» Written problem
Copy out every line of the records where the string "затрат" occurs.

───── Input rows

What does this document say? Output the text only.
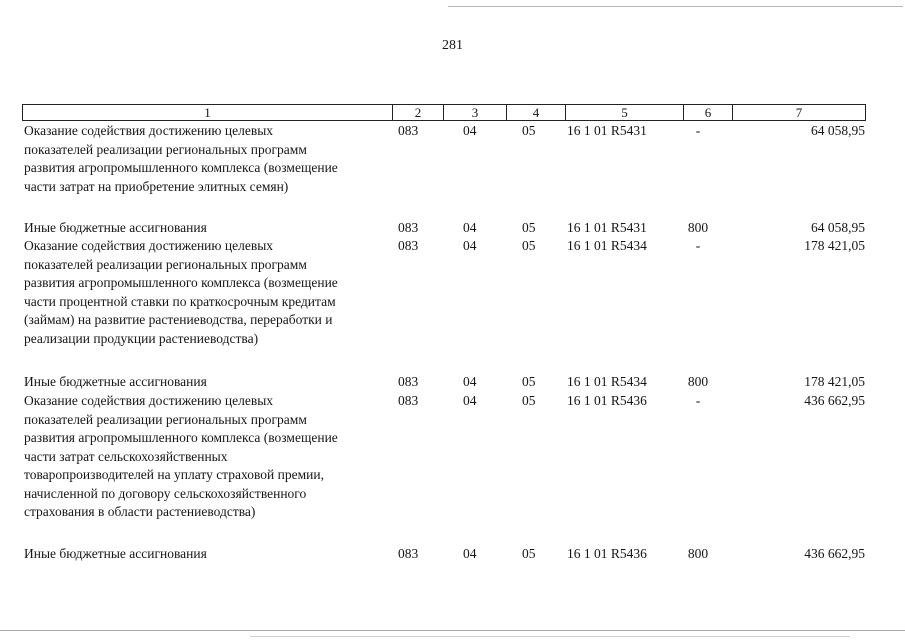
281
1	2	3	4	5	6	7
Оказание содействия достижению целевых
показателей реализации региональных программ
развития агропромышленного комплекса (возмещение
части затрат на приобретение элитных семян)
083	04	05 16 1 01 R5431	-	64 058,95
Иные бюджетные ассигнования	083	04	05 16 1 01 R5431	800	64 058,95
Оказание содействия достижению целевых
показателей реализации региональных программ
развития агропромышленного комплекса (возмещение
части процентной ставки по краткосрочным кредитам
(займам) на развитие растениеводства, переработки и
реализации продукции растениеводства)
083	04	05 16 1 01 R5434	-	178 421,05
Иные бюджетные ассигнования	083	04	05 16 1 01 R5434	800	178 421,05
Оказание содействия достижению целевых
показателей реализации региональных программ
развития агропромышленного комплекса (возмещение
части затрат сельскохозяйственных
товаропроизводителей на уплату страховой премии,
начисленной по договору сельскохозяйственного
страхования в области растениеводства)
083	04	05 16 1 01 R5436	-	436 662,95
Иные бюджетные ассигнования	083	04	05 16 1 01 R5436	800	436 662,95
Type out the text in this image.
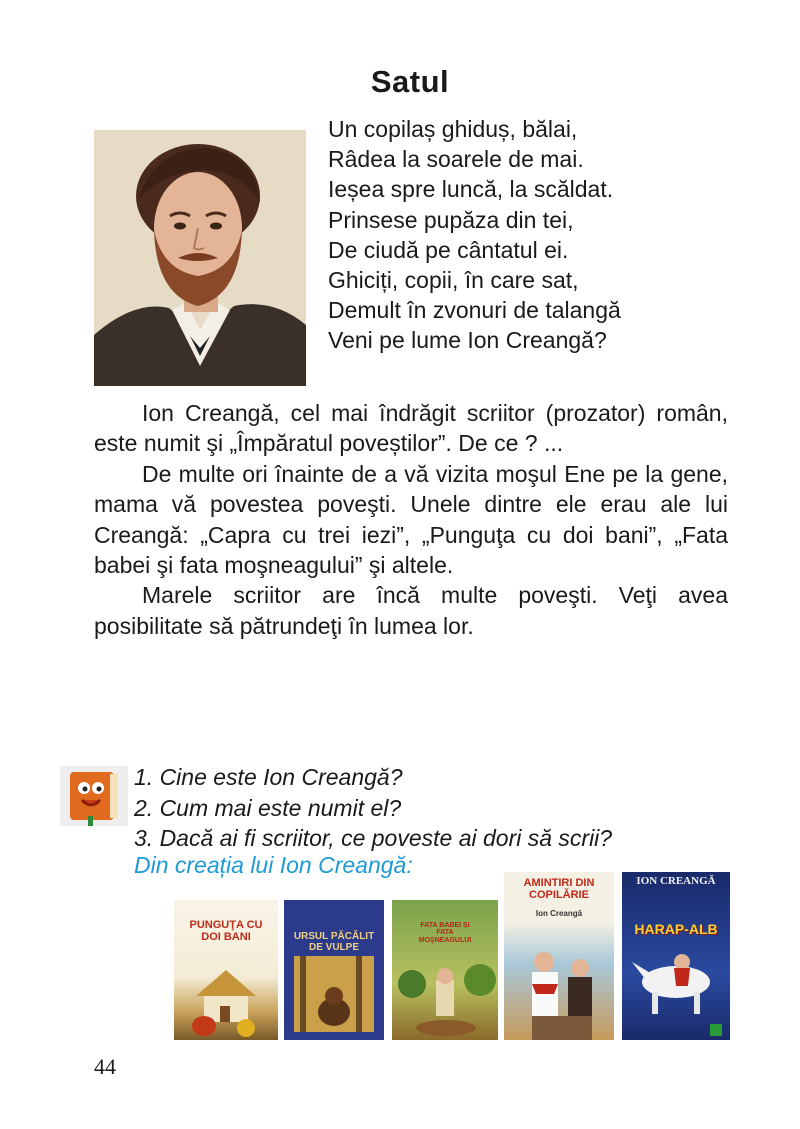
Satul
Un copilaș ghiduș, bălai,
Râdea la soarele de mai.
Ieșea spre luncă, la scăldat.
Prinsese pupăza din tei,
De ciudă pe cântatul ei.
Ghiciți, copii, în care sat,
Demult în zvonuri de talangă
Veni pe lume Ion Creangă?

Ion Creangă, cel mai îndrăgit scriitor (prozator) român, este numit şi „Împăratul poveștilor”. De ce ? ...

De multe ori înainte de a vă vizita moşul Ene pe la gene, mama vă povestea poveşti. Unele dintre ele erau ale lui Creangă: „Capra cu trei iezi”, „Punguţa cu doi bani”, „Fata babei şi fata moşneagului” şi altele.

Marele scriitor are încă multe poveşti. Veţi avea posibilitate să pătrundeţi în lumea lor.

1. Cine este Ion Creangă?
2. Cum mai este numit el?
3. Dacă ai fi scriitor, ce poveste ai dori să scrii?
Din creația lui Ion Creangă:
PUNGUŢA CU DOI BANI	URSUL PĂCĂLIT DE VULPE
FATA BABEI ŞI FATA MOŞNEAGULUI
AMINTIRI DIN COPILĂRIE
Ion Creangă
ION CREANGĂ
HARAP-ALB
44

──────────

» Exercise output
части затрат на приобретение элитных семян)
части затрат сельскохозяйственных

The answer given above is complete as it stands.